** SET EXERCISE A **
Answer these from the fishing thread:
(i) Where did the first poster see a lot of bass boats?
(ii) How many bass did mtwillard catch in one day last week, and how heavy was the biggest?
(iii) Which line does The Fishing Pollock say they will call every time?

Leave it open. Most people catch and release anyway. Plus, I saw a lot of bass boats on Wamplers today anyway.


----------



## Flash (Jan 17, 2006)

Catch and Release for me. No real opinion. It would be nice to fish now without fear of being suspected of targeting a closed season species.


----------



## mtwillard (Jan 15, 2010)

catch and release for me. I absolutely love bass fishing and i am sure as hell not going to wait till the end of april when my chances of catching a giant is right now. It isn't going to hurt the fish any so i really don't see what the big stink is about it. Last week i caught 15 bass one day, the biggest being 4 pounds and yesterday i caught another 7 and had a blast doing it


----------



## The Fishing Pollock (May 9, 2006)

Catch and keep per usual, but with a specific catch and delayed release starting in april for tournment anglers like myself. But no "closed" season .

I would love to get out there, but right now the law is the law. Ya just can't targets them. Really irritates me when I am out panfish fishing and see guys with standard bass equipment and spicific baits, big spinnerbaits, sinkos, and such out fishing. Unfourtinatly its a form of snitching, but I will make that RAP line call every time. If i have to follow the rules so should everyone else, regardless if we like them or not.


----------



## Rodz (Jul 22, 2009)

The Fishing Pollock said:


> Catch and keep per usual, but with a specific catch and delayed release starting in april for tournment anglers like myself. But no "closed" season .
> 
> I would love to get out there, but right now the law is the law. Ya just can't targets them. Really irritates me when I am out panfish fishing and see guys with standard bass equipment and spicific baits, big spinnerbaits, sinkos, and such out fishing. Unfourtinatly its a form of snitching, but I will make that RAP line call every time. If i have to follow the rules so should everyone else, regardless if we like them or not.

** GIVEN ENTRIES **
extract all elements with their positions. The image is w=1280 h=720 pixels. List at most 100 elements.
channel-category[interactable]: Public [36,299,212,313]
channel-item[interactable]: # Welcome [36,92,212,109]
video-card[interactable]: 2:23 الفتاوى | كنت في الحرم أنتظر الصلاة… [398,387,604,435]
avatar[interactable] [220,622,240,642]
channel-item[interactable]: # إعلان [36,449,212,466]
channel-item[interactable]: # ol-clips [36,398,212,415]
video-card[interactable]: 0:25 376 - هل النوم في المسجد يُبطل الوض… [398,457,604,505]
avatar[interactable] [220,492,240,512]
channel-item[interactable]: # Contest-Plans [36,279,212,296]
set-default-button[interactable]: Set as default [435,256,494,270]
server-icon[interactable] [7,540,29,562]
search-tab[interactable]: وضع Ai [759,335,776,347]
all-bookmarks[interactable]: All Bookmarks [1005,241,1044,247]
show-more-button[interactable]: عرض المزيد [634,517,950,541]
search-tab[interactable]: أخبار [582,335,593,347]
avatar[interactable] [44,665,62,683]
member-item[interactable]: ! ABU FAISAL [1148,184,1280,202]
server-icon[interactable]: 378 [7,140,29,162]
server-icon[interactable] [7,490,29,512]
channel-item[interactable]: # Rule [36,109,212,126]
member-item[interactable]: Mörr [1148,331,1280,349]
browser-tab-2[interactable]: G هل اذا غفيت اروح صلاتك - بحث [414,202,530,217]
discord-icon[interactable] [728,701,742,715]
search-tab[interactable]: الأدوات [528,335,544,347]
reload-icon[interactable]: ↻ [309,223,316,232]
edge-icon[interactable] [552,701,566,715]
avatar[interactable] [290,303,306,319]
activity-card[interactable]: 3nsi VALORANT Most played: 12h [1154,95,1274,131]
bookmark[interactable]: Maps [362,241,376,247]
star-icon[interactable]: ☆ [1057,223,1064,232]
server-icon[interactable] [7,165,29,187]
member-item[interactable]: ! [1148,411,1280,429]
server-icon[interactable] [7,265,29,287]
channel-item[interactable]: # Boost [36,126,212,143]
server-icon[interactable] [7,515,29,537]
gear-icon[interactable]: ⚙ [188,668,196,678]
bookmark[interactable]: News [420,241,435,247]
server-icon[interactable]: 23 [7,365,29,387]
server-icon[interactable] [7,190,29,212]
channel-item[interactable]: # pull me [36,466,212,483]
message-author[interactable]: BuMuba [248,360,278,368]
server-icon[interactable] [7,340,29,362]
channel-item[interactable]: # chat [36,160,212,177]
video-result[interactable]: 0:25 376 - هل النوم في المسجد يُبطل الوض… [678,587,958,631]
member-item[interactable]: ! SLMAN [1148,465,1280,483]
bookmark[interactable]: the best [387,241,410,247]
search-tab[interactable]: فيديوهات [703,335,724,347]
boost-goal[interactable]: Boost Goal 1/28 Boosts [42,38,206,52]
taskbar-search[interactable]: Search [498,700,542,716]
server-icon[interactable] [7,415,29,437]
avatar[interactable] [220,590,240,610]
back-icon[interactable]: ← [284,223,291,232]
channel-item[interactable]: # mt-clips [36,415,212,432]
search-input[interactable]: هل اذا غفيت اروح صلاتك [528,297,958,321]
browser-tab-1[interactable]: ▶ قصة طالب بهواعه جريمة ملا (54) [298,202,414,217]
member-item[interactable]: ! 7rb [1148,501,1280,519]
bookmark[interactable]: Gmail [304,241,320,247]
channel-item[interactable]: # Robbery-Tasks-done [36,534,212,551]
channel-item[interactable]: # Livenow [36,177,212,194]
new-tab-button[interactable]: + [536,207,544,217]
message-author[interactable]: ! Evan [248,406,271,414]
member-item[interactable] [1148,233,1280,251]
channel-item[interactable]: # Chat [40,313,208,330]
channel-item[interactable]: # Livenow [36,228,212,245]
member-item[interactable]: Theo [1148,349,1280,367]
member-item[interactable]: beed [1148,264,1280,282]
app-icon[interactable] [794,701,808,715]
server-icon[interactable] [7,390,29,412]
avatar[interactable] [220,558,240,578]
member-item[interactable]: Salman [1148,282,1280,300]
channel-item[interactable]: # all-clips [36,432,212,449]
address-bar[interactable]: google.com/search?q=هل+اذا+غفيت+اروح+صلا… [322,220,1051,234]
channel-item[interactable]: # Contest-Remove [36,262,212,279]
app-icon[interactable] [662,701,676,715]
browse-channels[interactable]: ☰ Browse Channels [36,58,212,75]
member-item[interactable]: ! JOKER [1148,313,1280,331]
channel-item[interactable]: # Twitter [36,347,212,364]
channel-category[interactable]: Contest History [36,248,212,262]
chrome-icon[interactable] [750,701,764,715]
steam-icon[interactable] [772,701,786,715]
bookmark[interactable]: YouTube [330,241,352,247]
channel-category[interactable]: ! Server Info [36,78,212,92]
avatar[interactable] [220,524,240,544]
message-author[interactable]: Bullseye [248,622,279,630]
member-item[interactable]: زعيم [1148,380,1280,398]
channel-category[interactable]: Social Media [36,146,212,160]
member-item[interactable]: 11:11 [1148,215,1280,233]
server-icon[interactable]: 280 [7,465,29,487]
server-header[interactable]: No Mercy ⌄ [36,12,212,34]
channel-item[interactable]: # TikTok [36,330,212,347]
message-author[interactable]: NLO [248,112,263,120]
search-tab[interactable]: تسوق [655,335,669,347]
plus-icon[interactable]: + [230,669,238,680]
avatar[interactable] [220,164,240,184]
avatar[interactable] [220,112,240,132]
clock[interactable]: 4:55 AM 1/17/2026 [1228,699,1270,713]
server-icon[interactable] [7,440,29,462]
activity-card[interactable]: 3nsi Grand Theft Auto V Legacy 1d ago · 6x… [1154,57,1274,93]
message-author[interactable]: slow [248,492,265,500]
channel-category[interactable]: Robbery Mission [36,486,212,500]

** SET EXERCISE B **
Copy the records from their first line through the line with "member-item[interactable]: ! ABU", renaming "search-tab" to "search-option" and leaving everything else unchanged.

** WORKED ANSWER A **
(i) On Wamplers.
(ii) 15 bass, and the biggest was 4 pounds.
(iii) The RAP line.

** WORKED ANSWER B **
extract all elements with their positions. The image is w=1280 h=720 pixels. List at most 100 elements.
channel-category[interactable]: Public [36,299,212,313]
channel-item[interactable]: # Welcome [36,92,212,109]
video-card[interactable]: 2:23 الفتاوى | كنت في الحرم أنتظر الصلاة… [398,387,604,435]
avatar[interactable] [220,622,240,642]
channel-item[interactable]: # إعلان [36,449,212,466]
channel-item[interactable]: # ol-clips [36,398,212,415]
video-card[interactable]: 0:25 376 - هل النوم في المسجد يُبطل الوض… [398,457,604,505]
avatar[interactable] [220,492,240,512]
channel-item[interactable]: # Contest-Plans [36,279,212,296]
set-default-button[interactable]: Set as default [435,256,494,270]
server-icon[interactable] [7,540,29,562]
search-option[interactable]: وضع Ai [759,335,776,347]
all-bookmarks[interactable]: All Bookmarks [1005,241,1044,247]
show-more-button[interactable]: عرض المزيد [634,517,950,541]
search-option[interactable]: أخبار [582,335,593,347]
avatar[interactable] [44,665,62,683]
member-item[interactable]: ! ABU FAISAL [1148,184,1280,202]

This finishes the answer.